* _Written problem_: Copy each line of the records that contains the word "وأما".

#### Material shown

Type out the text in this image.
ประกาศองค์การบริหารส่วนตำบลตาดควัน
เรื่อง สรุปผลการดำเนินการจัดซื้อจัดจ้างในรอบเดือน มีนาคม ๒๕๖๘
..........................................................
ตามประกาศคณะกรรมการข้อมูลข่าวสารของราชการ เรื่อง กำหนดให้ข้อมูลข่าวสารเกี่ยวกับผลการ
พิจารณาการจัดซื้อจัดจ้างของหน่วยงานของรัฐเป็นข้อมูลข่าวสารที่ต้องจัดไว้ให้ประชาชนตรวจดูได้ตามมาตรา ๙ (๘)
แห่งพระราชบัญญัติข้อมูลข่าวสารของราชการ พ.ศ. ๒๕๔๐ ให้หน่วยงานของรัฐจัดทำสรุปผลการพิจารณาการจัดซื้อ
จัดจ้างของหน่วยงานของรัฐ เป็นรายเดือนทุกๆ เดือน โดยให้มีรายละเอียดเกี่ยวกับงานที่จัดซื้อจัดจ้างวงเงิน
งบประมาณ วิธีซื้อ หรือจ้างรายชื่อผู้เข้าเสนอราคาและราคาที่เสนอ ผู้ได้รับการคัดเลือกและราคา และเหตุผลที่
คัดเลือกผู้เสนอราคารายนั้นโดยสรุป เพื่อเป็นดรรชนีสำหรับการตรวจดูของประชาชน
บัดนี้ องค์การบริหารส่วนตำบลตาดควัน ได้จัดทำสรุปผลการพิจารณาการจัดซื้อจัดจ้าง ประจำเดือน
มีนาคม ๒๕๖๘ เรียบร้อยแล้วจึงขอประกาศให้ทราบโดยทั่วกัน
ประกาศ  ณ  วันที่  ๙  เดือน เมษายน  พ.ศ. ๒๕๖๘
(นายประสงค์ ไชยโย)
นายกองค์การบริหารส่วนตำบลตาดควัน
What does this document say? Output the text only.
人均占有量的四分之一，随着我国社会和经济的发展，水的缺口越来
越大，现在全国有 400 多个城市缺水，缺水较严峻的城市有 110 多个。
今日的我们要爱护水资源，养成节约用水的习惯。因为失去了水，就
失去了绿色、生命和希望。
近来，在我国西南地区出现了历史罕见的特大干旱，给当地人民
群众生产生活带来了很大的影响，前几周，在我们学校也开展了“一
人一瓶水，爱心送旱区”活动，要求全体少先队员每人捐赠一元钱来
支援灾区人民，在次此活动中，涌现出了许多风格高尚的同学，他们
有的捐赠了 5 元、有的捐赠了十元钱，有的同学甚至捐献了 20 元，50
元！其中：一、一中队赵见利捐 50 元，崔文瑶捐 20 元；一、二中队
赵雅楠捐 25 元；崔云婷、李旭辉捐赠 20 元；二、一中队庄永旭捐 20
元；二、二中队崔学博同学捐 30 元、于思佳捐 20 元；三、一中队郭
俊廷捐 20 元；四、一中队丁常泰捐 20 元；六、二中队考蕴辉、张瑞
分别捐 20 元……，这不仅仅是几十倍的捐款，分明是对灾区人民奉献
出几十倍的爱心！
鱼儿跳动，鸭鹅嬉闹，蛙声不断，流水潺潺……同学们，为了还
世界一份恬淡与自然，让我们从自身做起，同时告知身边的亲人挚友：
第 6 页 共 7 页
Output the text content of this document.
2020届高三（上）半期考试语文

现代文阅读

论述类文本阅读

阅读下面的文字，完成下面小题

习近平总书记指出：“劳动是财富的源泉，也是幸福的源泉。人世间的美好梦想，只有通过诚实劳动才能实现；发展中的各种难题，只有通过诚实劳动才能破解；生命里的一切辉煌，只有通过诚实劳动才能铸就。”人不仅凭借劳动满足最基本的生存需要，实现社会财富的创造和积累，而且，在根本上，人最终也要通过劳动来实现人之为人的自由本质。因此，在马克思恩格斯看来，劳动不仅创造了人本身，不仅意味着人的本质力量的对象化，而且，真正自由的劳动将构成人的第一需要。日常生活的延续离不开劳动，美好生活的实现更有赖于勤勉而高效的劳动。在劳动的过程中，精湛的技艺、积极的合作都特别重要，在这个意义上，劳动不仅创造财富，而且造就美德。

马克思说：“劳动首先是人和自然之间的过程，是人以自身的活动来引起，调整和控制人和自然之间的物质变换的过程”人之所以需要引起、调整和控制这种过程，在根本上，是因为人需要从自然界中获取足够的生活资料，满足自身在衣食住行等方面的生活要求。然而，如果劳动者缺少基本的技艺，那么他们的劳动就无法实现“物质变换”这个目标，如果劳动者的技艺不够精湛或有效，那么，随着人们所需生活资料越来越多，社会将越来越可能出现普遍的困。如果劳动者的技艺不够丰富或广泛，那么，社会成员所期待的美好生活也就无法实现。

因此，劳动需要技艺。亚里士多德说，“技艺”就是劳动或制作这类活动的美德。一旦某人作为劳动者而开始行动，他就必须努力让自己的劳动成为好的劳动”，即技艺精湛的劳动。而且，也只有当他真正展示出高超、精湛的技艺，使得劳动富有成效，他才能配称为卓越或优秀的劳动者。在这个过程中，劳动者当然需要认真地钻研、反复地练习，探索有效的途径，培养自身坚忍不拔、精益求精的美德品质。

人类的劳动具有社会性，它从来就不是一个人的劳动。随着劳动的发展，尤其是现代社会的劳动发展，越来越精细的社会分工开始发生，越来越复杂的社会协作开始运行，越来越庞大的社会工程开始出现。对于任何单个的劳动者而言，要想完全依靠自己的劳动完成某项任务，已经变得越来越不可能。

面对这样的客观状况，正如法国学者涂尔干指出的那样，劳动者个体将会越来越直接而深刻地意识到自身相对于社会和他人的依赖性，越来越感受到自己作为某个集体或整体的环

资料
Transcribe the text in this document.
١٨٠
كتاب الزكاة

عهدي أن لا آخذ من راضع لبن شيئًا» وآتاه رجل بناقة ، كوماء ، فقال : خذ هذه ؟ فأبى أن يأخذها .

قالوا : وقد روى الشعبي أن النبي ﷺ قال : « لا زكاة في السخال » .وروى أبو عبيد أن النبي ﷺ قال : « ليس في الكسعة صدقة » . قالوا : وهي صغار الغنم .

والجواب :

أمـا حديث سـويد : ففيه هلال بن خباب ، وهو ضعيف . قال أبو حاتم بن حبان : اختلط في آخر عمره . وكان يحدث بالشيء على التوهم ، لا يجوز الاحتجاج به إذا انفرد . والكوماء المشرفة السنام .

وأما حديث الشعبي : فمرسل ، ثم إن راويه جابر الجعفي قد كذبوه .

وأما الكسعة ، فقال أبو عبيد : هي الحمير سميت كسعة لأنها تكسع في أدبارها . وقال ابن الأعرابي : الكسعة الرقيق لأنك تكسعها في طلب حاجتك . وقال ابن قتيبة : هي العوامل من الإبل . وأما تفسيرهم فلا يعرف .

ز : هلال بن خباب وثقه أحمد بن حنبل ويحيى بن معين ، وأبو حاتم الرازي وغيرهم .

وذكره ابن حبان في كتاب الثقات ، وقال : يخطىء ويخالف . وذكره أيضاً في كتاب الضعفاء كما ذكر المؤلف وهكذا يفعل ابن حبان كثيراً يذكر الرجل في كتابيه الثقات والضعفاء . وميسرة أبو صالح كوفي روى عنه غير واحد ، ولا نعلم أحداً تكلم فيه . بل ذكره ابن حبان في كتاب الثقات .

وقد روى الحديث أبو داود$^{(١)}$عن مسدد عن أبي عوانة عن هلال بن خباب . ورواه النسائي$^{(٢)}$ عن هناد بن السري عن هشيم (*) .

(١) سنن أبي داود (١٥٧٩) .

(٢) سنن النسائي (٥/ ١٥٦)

########

* _Answer to the problem_:
وأما حديث الشعبي : فمرسل ، ثم إن راويه جابر الجعفي قد كذبوه .
وأما الكسعة ، فقال أبو عبيد : هي الحمير سميت كسعة لأنها تكسع في أدبارها . وقال ابن الأعرابي : الكسعة الرقيق لأنك تكسعها في طلب حاجتك . وقال ابن قتيبة : هي العوامل من الإبل . وأما تفسيرهم فلا يعرف .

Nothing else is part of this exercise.